-- START --

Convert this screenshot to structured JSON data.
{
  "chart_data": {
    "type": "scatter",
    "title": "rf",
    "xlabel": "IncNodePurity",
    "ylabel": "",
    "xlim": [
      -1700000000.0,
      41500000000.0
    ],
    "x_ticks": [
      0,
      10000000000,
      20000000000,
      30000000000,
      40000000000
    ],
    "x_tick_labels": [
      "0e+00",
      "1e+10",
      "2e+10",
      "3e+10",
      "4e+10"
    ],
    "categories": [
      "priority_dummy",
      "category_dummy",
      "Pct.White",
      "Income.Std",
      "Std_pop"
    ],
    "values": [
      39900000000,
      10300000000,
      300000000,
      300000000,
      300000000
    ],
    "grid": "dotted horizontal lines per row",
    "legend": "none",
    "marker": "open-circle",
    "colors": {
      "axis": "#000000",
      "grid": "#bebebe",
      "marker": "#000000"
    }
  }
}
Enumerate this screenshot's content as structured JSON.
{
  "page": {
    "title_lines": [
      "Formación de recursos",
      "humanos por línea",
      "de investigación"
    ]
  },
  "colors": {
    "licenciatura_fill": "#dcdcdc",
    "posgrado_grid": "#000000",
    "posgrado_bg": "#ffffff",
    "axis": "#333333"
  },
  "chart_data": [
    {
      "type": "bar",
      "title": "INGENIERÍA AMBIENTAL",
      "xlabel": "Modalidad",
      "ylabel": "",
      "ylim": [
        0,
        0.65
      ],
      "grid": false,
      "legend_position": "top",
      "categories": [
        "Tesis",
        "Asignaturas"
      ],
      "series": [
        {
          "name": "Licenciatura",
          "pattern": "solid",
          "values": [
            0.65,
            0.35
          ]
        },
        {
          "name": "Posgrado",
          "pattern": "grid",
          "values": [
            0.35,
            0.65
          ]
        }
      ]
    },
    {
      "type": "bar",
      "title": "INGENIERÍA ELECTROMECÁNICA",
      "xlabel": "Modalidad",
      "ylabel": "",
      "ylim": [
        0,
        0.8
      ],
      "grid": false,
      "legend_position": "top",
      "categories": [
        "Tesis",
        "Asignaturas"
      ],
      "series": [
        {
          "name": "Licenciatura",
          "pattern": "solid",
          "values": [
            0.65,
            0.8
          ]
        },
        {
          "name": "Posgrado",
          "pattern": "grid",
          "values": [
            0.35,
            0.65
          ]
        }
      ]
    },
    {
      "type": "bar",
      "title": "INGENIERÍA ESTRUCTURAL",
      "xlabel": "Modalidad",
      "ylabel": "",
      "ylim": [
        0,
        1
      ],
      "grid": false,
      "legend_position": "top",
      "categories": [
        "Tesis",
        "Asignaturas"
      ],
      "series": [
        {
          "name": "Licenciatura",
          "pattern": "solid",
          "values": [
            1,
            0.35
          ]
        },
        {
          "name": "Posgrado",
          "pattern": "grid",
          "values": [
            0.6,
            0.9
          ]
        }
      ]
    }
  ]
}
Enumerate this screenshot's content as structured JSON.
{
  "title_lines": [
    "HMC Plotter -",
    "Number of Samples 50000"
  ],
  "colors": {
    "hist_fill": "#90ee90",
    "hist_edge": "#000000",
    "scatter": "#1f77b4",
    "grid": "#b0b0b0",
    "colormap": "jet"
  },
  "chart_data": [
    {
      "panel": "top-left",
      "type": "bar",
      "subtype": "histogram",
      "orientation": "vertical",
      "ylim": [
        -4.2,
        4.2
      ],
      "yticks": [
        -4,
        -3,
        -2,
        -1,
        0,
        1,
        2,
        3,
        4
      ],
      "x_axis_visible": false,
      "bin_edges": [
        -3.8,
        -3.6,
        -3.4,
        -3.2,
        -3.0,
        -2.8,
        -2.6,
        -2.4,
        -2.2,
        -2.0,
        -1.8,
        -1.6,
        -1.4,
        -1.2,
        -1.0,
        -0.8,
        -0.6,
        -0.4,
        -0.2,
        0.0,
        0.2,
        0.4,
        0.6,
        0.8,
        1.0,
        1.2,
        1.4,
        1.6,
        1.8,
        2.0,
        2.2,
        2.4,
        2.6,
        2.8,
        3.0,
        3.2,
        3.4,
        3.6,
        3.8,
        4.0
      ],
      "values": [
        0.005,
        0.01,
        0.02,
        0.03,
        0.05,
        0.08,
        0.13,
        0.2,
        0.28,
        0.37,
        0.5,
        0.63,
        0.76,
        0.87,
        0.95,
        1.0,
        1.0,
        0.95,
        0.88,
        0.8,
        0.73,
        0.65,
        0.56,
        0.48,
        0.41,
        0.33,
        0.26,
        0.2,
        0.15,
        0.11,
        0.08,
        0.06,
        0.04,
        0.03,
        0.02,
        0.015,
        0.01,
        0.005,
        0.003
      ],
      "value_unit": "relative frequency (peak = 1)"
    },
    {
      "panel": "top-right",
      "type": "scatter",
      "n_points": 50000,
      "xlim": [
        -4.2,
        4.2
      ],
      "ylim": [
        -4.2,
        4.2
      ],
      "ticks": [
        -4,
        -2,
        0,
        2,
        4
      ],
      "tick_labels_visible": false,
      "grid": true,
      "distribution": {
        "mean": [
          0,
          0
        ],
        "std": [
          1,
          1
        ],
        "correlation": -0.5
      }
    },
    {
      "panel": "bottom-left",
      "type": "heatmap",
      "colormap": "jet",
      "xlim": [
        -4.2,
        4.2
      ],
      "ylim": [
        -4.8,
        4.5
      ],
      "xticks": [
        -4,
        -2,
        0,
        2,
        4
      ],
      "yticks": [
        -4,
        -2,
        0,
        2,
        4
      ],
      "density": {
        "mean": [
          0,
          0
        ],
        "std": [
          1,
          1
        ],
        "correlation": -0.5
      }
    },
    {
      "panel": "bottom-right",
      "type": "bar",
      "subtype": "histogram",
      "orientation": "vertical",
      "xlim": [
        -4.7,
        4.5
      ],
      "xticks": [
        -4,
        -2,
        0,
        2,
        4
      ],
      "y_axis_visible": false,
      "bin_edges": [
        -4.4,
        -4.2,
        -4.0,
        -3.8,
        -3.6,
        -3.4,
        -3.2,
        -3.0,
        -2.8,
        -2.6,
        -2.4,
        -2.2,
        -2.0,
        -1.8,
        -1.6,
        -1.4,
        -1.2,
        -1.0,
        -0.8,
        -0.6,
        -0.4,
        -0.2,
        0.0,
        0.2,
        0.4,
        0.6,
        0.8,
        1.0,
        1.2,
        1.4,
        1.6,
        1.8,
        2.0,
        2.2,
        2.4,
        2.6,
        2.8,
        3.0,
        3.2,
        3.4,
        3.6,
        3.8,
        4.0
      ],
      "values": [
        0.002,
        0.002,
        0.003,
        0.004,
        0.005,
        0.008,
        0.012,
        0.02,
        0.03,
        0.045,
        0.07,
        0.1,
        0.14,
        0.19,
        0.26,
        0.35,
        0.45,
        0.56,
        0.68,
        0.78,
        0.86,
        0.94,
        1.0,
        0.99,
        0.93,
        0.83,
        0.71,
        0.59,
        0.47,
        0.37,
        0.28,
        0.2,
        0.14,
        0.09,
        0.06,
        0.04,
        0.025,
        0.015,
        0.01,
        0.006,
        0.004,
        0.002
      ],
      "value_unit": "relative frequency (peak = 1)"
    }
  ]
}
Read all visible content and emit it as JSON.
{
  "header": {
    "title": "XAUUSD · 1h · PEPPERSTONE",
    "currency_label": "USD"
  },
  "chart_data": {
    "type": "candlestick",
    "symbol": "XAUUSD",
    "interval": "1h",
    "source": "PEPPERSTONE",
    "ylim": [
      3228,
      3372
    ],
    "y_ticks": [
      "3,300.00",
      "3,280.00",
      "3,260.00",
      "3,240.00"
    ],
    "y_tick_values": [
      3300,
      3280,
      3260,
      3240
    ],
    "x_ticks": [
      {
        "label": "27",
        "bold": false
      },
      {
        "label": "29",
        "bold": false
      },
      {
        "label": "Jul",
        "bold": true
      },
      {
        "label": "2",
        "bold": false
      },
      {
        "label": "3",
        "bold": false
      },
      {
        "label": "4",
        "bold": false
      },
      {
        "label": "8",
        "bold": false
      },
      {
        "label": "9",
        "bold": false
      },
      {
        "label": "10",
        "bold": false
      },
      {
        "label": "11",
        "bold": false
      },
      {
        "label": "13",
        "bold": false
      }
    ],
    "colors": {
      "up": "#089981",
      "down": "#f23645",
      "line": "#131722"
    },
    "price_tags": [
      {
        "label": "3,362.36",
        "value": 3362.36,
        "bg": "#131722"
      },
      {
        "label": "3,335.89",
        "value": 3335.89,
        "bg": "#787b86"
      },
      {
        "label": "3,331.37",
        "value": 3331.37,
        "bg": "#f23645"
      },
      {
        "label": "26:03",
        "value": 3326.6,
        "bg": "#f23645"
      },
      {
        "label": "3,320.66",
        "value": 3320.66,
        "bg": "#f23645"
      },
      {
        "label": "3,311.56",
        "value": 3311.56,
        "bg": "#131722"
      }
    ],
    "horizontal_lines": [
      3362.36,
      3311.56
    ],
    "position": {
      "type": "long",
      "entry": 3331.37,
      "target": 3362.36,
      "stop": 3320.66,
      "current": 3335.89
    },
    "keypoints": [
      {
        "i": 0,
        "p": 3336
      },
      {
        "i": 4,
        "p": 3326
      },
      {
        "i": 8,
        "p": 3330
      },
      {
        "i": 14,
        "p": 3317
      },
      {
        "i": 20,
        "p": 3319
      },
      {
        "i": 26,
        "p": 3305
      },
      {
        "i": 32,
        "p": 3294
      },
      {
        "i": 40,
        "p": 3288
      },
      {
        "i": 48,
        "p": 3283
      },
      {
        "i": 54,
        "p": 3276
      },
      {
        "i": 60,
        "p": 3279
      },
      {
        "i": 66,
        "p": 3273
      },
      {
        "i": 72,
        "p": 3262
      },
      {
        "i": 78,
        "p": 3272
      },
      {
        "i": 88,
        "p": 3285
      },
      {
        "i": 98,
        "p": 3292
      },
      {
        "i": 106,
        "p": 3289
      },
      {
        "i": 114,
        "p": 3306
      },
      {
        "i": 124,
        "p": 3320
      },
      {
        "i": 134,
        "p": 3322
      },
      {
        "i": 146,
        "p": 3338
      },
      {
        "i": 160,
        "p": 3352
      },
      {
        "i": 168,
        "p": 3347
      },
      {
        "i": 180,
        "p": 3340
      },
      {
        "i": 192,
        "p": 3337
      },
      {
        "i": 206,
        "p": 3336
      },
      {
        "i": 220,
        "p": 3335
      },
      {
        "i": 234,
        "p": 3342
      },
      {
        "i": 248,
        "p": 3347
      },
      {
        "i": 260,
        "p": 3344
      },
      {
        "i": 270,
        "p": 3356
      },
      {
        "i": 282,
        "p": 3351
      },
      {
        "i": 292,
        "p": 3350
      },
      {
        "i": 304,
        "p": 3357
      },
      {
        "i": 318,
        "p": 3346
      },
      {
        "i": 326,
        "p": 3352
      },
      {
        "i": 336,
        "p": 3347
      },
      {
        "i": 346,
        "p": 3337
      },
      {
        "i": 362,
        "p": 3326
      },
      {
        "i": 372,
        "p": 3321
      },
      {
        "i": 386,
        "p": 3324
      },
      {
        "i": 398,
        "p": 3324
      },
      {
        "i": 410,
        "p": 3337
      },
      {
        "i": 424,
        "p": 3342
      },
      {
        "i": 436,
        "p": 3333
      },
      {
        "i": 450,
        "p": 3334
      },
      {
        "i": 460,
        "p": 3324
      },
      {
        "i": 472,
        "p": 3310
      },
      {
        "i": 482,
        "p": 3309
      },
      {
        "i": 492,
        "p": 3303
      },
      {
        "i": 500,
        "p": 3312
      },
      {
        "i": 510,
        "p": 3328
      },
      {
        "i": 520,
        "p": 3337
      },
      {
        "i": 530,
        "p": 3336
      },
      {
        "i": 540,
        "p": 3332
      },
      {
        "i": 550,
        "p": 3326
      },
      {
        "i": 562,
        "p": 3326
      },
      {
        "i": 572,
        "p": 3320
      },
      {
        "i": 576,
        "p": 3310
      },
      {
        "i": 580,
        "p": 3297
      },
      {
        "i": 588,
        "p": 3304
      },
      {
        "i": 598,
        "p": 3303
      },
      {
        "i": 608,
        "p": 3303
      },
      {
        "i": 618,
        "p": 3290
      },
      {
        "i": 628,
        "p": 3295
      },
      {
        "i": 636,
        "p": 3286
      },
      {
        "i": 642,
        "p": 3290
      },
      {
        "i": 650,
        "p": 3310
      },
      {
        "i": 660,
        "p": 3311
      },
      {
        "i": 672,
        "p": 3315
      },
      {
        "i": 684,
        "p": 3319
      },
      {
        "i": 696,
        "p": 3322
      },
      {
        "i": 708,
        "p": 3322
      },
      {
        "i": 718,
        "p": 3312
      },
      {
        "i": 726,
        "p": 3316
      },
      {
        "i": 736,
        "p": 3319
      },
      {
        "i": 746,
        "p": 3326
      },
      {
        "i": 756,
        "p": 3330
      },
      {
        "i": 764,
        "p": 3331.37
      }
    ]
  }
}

-- END --

**Your goal**. Identify each line in the entries with the word "PEPPERSTONE" and copy it.

**Expected answer**.
    "title": "XAUUSD · 1h · PEPPERSTONE",
    "source": "PEPPERSTONE",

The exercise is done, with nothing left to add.